→ **STATED EXERCISE**
Scan the data for lines with "minmax" and report the count by itself.

→ **DATA FOR THE TASK**
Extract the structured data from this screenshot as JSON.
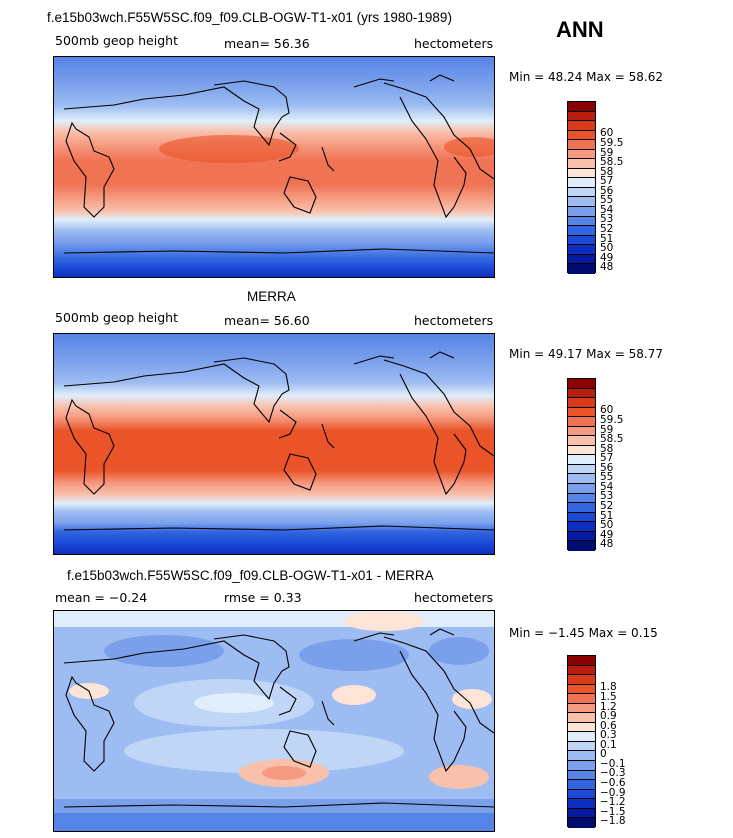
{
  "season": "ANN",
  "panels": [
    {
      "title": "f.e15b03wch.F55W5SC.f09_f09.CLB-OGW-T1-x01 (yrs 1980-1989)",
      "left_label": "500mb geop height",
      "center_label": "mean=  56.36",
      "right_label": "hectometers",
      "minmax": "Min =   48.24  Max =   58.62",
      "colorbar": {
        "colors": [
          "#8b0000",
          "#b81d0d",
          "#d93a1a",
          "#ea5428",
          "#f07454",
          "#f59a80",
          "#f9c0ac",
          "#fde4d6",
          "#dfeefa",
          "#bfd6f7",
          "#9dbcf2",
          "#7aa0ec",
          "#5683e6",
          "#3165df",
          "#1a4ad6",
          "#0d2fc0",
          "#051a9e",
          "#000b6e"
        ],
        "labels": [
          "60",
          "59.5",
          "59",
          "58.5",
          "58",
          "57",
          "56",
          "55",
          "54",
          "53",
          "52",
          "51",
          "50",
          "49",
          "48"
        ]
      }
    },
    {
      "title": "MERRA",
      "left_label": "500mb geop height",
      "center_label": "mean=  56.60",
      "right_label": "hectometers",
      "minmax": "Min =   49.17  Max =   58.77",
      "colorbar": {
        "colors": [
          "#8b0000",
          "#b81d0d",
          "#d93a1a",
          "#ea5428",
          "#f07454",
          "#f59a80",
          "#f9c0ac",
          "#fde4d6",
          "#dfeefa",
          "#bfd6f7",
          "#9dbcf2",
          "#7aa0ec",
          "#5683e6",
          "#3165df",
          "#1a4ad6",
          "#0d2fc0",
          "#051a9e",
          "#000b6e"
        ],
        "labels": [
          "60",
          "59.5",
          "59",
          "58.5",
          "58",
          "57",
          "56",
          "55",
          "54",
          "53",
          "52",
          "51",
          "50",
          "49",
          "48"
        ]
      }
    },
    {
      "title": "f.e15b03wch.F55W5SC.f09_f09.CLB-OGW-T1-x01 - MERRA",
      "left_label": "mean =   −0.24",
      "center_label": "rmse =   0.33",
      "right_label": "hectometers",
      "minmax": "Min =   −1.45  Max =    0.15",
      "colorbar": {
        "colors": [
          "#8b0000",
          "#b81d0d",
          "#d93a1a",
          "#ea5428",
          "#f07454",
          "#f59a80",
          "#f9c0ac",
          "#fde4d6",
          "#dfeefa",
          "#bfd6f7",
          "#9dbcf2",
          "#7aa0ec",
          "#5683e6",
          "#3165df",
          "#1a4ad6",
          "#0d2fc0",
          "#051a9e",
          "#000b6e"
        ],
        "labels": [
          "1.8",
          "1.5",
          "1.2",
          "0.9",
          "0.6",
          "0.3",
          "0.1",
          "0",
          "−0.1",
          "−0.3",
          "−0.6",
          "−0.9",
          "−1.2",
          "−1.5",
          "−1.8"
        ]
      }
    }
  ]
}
==
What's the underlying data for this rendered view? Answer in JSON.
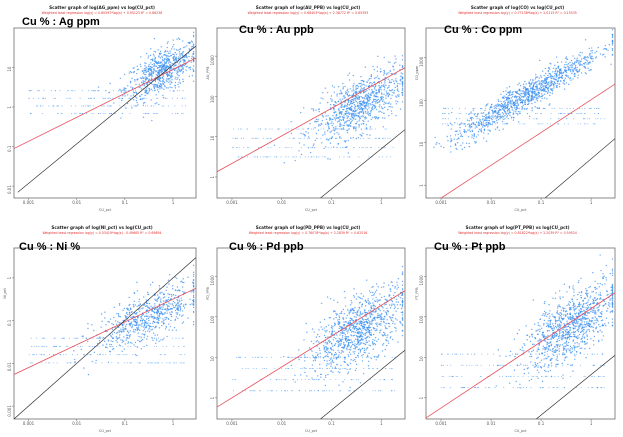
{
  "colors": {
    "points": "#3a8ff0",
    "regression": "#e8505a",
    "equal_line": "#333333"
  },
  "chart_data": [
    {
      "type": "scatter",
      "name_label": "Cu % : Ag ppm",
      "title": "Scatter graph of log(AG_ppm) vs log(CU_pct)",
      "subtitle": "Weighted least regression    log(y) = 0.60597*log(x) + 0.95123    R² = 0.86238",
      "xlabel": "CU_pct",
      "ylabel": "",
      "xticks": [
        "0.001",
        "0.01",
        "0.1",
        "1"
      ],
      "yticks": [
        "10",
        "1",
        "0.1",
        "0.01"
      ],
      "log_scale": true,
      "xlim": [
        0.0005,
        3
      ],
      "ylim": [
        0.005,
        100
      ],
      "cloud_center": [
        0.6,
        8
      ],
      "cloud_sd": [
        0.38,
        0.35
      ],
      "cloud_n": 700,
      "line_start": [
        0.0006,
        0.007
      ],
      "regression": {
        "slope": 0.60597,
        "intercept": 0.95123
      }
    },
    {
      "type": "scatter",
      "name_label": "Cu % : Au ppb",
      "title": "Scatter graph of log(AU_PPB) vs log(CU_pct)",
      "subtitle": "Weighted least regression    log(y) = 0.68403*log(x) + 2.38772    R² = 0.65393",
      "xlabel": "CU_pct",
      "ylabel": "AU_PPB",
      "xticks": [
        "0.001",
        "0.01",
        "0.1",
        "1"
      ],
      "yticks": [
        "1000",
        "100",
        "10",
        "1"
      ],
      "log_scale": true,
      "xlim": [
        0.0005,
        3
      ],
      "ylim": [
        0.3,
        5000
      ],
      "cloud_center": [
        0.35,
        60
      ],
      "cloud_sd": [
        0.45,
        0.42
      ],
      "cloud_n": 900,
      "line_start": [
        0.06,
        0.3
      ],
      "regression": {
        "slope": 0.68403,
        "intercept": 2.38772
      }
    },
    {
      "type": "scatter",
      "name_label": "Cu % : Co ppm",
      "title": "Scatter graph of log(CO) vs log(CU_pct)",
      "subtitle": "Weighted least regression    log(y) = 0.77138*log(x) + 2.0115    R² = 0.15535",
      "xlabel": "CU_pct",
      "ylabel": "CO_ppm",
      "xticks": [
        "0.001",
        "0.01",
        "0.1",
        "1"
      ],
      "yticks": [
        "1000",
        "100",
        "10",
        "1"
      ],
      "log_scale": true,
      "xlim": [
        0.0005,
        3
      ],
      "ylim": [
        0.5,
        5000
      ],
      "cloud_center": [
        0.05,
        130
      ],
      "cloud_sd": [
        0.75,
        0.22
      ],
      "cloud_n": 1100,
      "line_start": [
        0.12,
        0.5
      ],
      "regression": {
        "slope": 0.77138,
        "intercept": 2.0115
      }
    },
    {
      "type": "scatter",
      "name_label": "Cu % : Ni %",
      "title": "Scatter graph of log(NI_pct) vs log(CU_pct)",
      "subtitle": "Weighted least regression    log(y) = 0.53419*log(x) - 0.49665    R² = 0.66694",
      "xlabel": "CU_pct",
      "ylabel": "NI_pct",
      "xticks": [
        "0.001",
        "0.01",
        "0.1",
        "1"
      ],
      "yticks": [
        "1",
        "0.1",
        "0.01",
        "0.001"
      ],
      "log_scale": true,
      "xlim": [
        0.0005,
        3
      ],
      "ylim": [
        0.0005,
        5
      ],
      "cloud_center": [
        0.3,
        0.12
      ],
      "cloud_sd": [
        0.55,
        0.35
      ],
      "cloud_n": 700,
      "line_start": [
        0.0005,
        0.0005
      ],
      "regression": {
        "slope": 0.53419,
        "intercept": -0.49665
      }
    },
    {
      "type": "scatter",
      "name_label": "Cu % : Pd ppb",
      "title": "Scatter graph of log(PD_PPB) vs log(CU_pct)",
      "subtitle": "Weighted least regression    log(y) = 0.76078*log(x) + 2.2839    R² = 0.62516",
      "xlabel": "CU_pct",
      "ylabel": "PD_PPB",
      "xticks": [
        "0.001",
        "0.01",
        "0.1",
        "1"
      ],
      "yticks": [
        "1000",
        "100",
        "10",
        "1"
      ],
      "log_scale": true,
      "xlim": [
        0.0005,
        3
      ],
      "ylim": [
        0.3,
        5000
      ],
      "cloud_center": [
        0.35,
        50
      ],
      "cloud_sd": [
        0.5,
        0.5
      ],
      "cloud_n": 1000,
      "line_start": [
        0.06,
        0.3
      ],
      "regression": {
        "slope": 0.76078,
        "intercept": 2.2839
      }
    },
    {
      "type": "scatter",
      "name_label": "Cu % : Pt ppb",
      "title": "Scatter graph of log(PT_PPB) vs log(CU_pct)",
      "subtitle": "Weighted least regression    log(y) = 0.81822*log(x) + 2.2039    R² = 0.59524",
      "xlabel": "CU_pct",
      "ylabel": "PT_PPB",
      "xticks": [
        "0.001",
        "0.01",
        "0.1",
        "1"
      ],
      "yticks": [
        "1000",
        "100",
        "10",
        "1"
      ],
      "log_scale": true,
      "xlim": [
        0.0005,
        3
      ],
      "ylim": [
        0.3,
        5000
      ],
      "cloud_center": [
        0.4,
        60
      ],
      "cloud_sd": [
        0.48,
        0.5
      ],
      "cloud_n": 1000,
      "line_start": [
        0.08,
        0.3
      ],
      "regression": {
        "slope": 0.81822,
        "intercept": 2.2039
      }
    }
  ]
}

→ **WRITTEN SOLUTION**
3